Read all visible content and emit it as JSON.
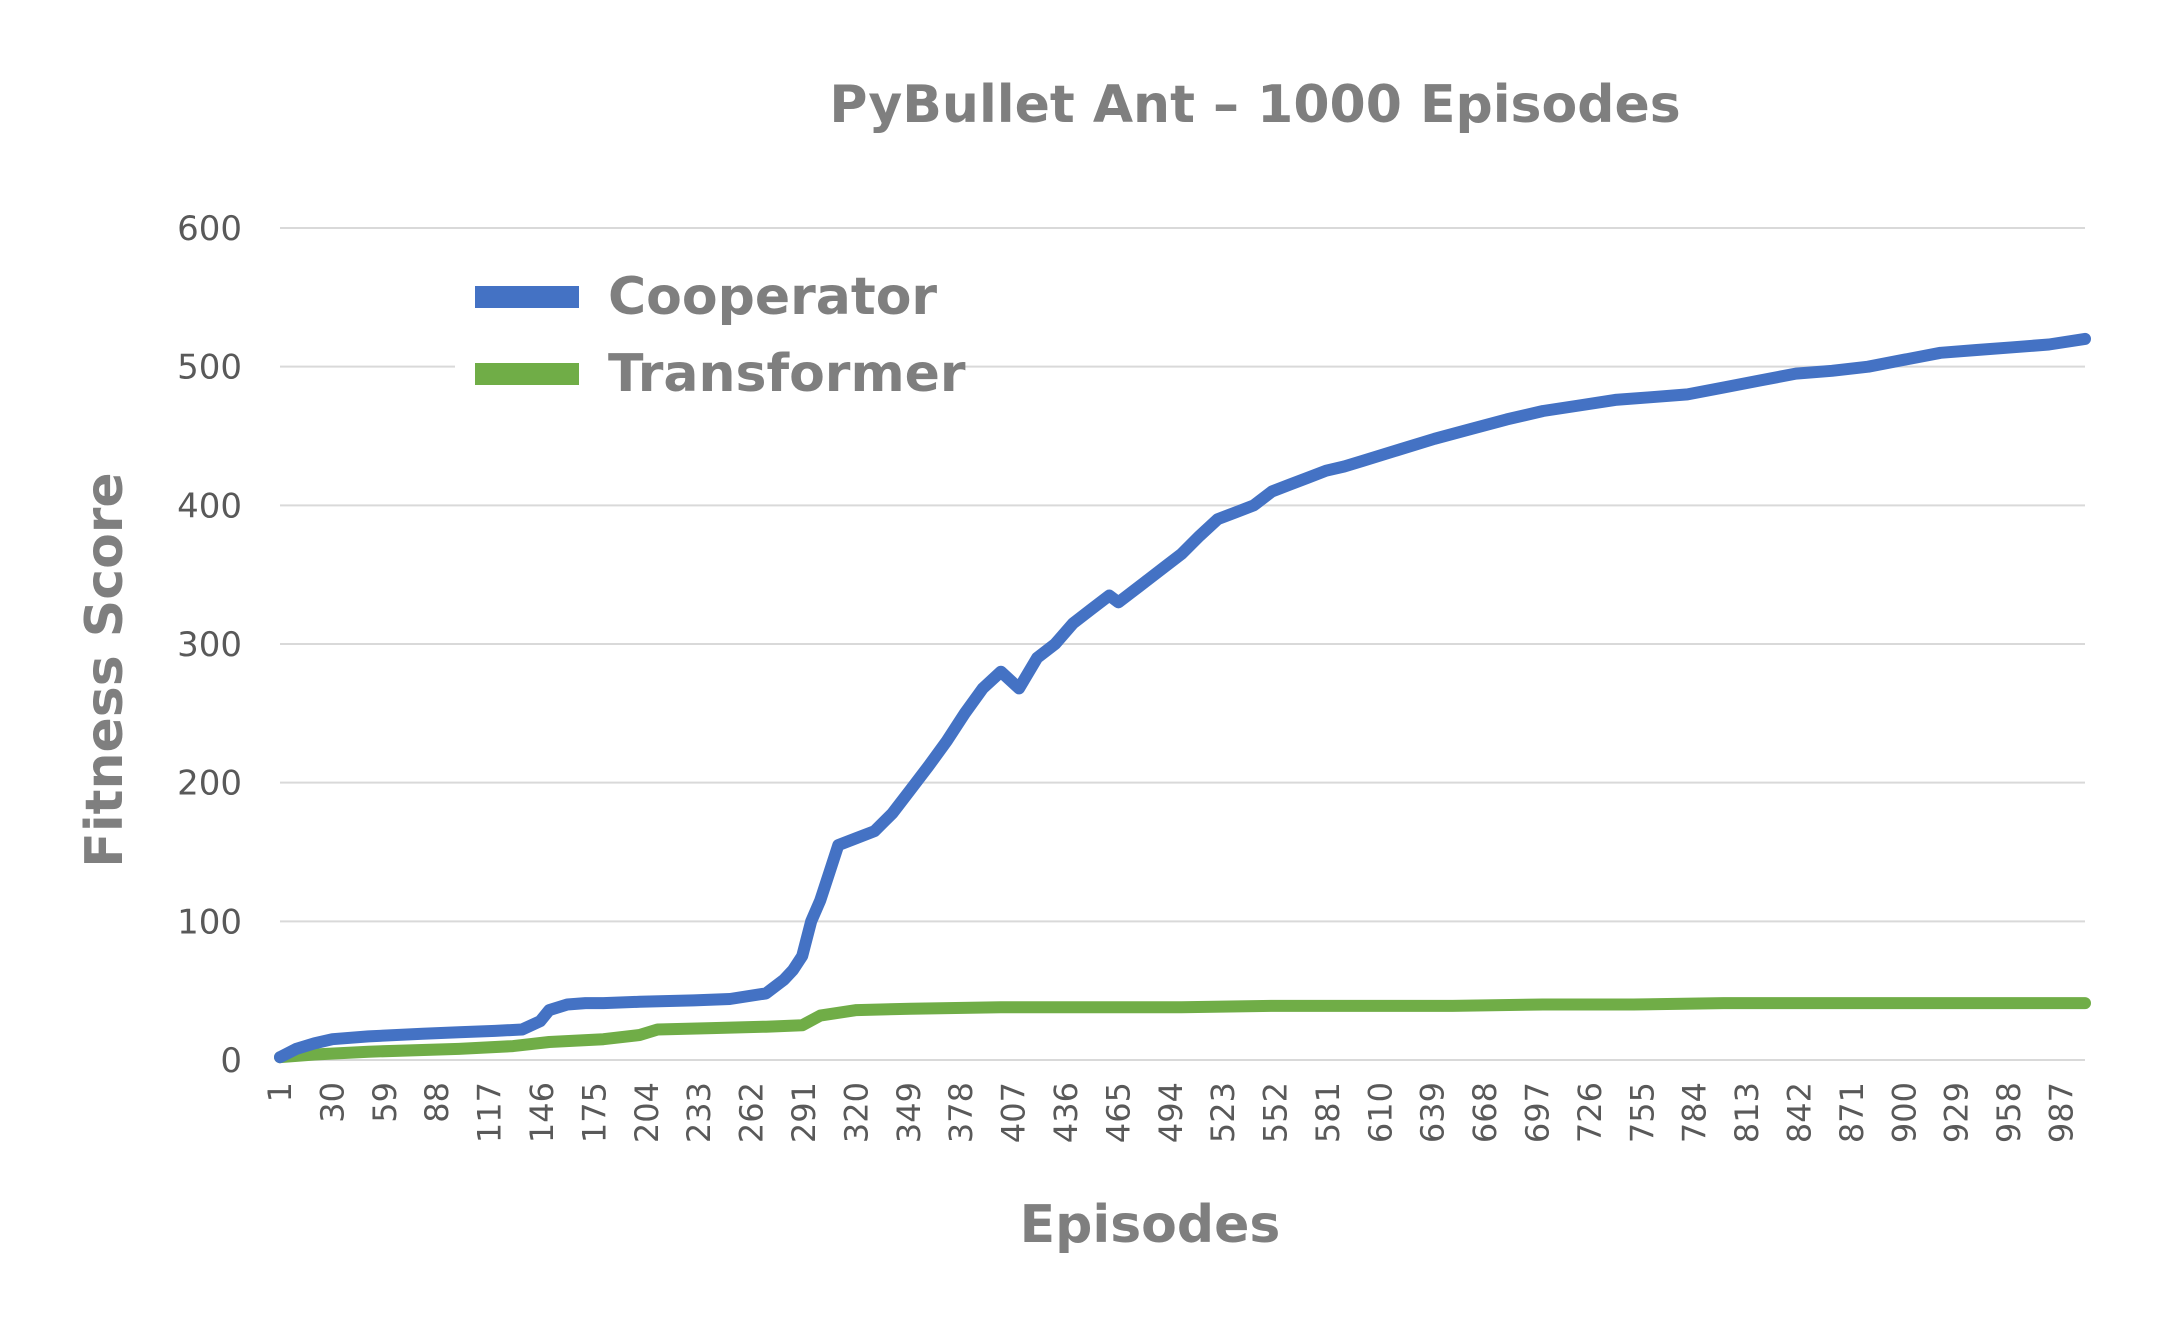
{
  "chart_data": {
    "type": "line",
    "title": "PyBullet Ant – 1000 Episodes",
    "xlabel": "Episodes",
    "ylabel": "Fitness Score",
    "xlim": [
      1,
      1000
    ],
    "ylim": [
      0,
      600
    ],
    "y_ticks": [
      0,
      100,
      200,
      300,
      400,
      500,
      600
    ],
    "x_ticks": [
      1,
      30,
      59,
      88,
      117,
      146,
      175,
      204,
      233,
      262,
      291,
      320,
      349,
      378,
      407,
      436,
      465,
      494,
      523,
      552,
      581,
      610,
      639,
      668,
      697,
      726,
      755,
      784,
      813,
      842,
      871,
      900,
      929,
      958,
      987
    ],
    "grid": "horizontal",
    "legend_position": "top-left",
    "series": [
      {
        "name": "Cooperator",
        "color": "#4472C4",
        "x": [
          1,
          10,
          20,
          30,
          50,
          80,
          100,
          120,
          135,
          145,
          150,
          160,
          170,
          180,
          200,
          230,
          250,
          270,
          280,
          285,
          290,
          295,
          300,
          305,
          310,
          320,
          330,
          340,
          350,
          360,
          370,
          380,
          390,
          400,
          410,
          420,
          430,
          440,
          450,
          460,
          465,
          470,
          480,
          490,
          500,
          510,
          520,
          530,
          540,
          550,
          560,
          570,
          580,
          590,
          600,
          620,
          640,
          660,
          680,
          700,
          720,
          740,
          760,
          780,
          800,
          820,
          840,
          860,
          880,
          900,
          920,
          940,
          960,
          980,
          1000
        ],
        "y": [
          2,
          8,
          12,
          15,
          17,
          19,
          20,
          21,
          22,
          28,
          36,
          40,
          41,
          41,
          42,
          43,
          44,
          48,
          58,
          65,
          75,
          100,
          115,
          135,
          155,
          160,
          165,
          178,
          195,
          212,
          230,
          250,
          268,
          280,
          268,
          290,
          300,
          315,
          325,
          335,
          330,
          335,
          345,
          355,
          365,
          378,
          390,
          395,
          400,
          410,
          415,
          420,
          425,
          428,
          432,
          440,
          448,
          455,
          462,
          468,
          472,
          476,
          478,
          480,
          485,
          490,
          495,
          497,
          500,
          505,
          510,
          512,
          514,
          516,
          520
        ]
      },
      {
        "name": "Transformer",
        "color": "#70AD47",
        "x": [
          1,
          20,
          50,
          100,
          130,
          150,
          180,
          200,
          210,
          240,
          270,
          290,
          300,
          320,
          350,
          400,
          450,
          500,
          550,
          600,
          650,
          700,
          750,
          800,
          850,
          900,
          950,
          1000
        ],
        "y": [
          2,
          4,
          6,
          8,
          10,
          13,
          15,
          18,
          22,
          23,
          24,
          25,
          32,
          36,
          37,
          38,
          38,
          38,
          39,
          39,
          39,
          40,
          40,
          41,
          41,
          41,
          41,
          41
        ]
      }
    ]
  }
}
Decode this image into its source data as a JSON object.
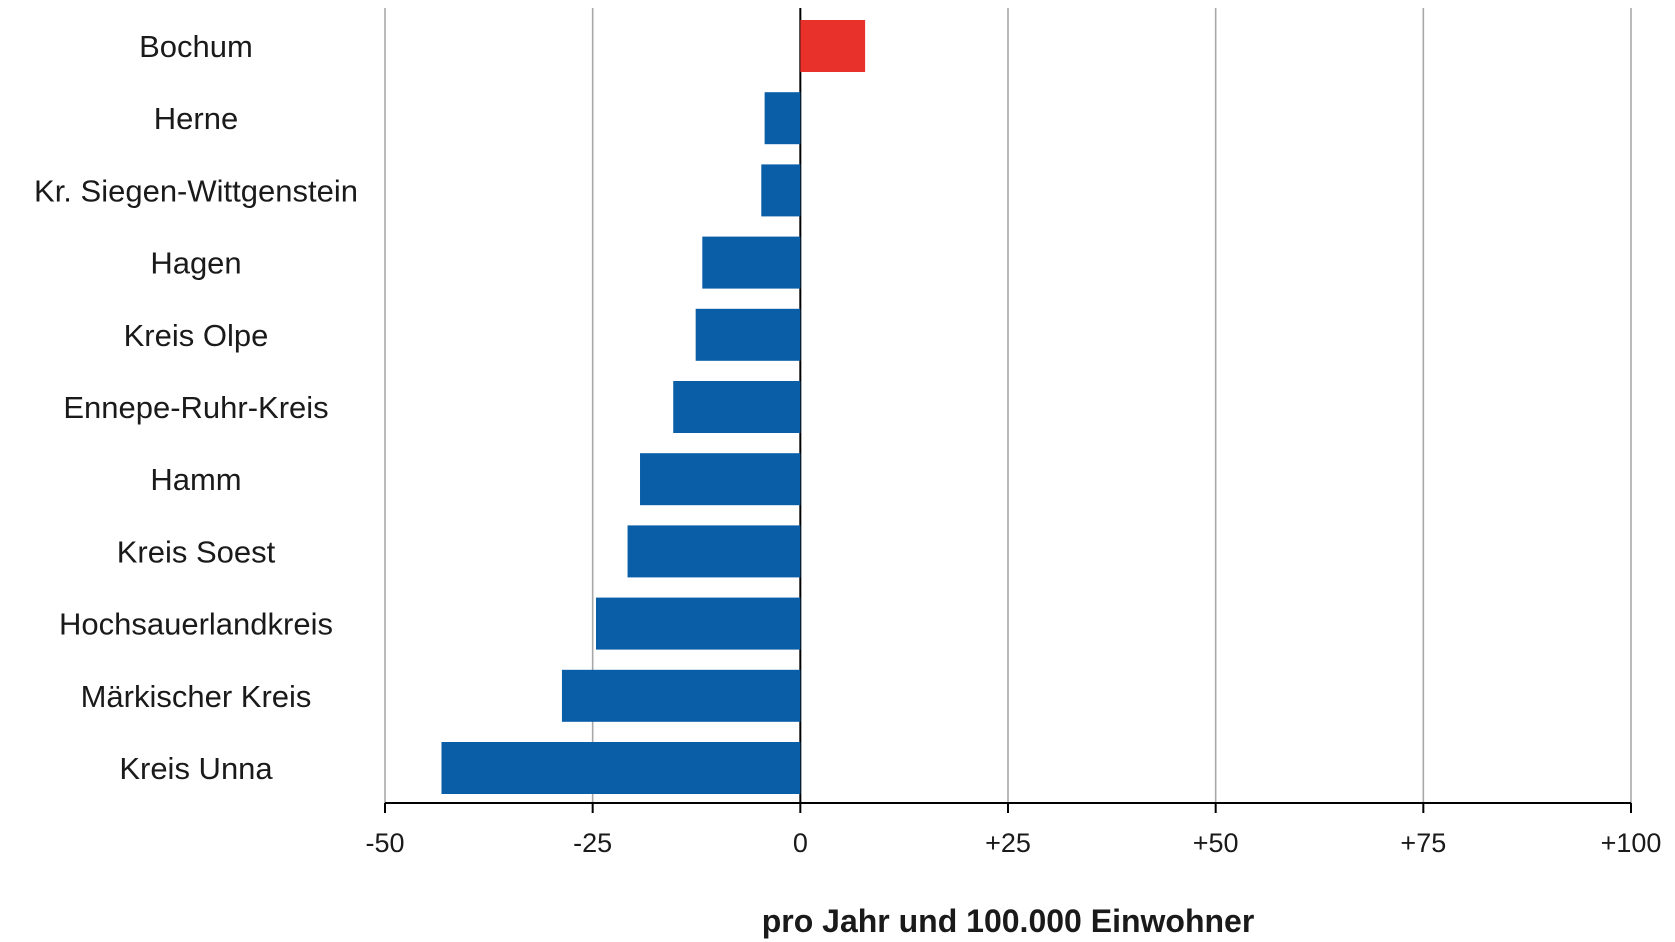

──────

== PROBLEM STATEMENT ==
Transcribe every entry word for word, but omit the pictures.

== COMPLETE RESPONSE ==
Read all visible content and emit it as JSON.
{
  "chart_data": {
    "type": "line",
    "title": "PyBullet Ant – 1000 Episodes",
    "xlabel": "Episodes",
    "ylabel": "Fitness Score",
    "xlim": [
      1,
      1000
    ],
    "ylim": [
      0,
      600
    ],
    "y_ticks": [
      0,
      100,
      200,
      300,
      400,
      500,
      600
    ],
    "x_ticks": [
      1,
      30,
      59,
      88,
      117,
      146,
      175,
      204,
      233,
      262,
      291,
      320,
      349,
      378,
      407,
      436,
      465,
      494,
      523,
      552,
      581,
      610,
      639,
      668,
      697,
      726,
      755,
      784,
      813,
      842,
      871,
      900,
      929,
      958,
      987
    ],
    "grid": "horizontal",
    "legend_position": "top-left",
    "series": [
      {
        "name": "Cooperator",
        "color": "#4472C4",
        "x": [
          1,
          10,
          20,
          30,
          50,
          80,
          100,
          120,
          135,
          145,
          150,
          160,
          170,
          180,
          200,
          230,
          250,
          270,
          280,
          285,
          290,
          295,
          300,
          305,
          310,
          320,
          330,
          340,
          350,
          360,
          370,
          380,
          390,
          400,
          410,
          420,
          430,
          440,
          450,
          460,
          465,
          470,
          480,
          490,
          500,
          510,
          520,
          530,
          540,
          550,
          560,
          570,
          580,
          590,
          600,
          620,
          640,
          660,
          680,
          700,
          720,
          740,
          760,
          780,
          800,
          820,
          840,
          860,
          880,
          900,
          920,
          940,
          960,
          980,
          1000
        ],
        "y": [
          2,
          8,
          12,
          15,
          17,
          19,
          20,
          21,
          22,
          28,
          36,
          40,
          41,
          41,
          42,
          43,
          44,
          48,
          58,
          65,
          75,
          100,
          115,
          135,
          155,
          160,
          165,
          178,
          195,
          212,
          230,
          250,
          268,
          280,
          268,
          290,
          300,
          315,
          325,
          335,
          330,
          335,
          345,
          355,
          365,
          378,
          390,
          395,
          400,
          410,
          415,
          420,
          425,
          428,
          432,
          440,
          448,
          455,
          462,
          468,
          472,
          476,
          478,
          480,
          485,
          490,
          495,
          497,
          500,
          505,
          510,
          512,
          514,
          516,
          520
        ]
      },
      {
        "name": "Transformer",
        "color": "#70AD47",
        "x": [
          1,
          20,
          50,
          100,
          130,
          150,
          180,
          200,
          210,
          240,
          270,
          290,
          300,
          320,
          350,
          400,
          450,
          500,
          550,
          600,
          650,
          700,
          750,
          800,
          850,
          900,
          950,
          1000
        ],
        "y": [
          2,
          4,
          6,
          8,
          10,
          13,
          15,
          18,
          22,
          23,
          24,
          25,
          32,
          36,
          37,
          38,
          38,
          38,
          39,
          39,
          39,
          40,
          40,
          41,
          41,
          41,
          41,
          41
        ]
      }
    ]
  }
}
Decode this image into its source data as a JSON object.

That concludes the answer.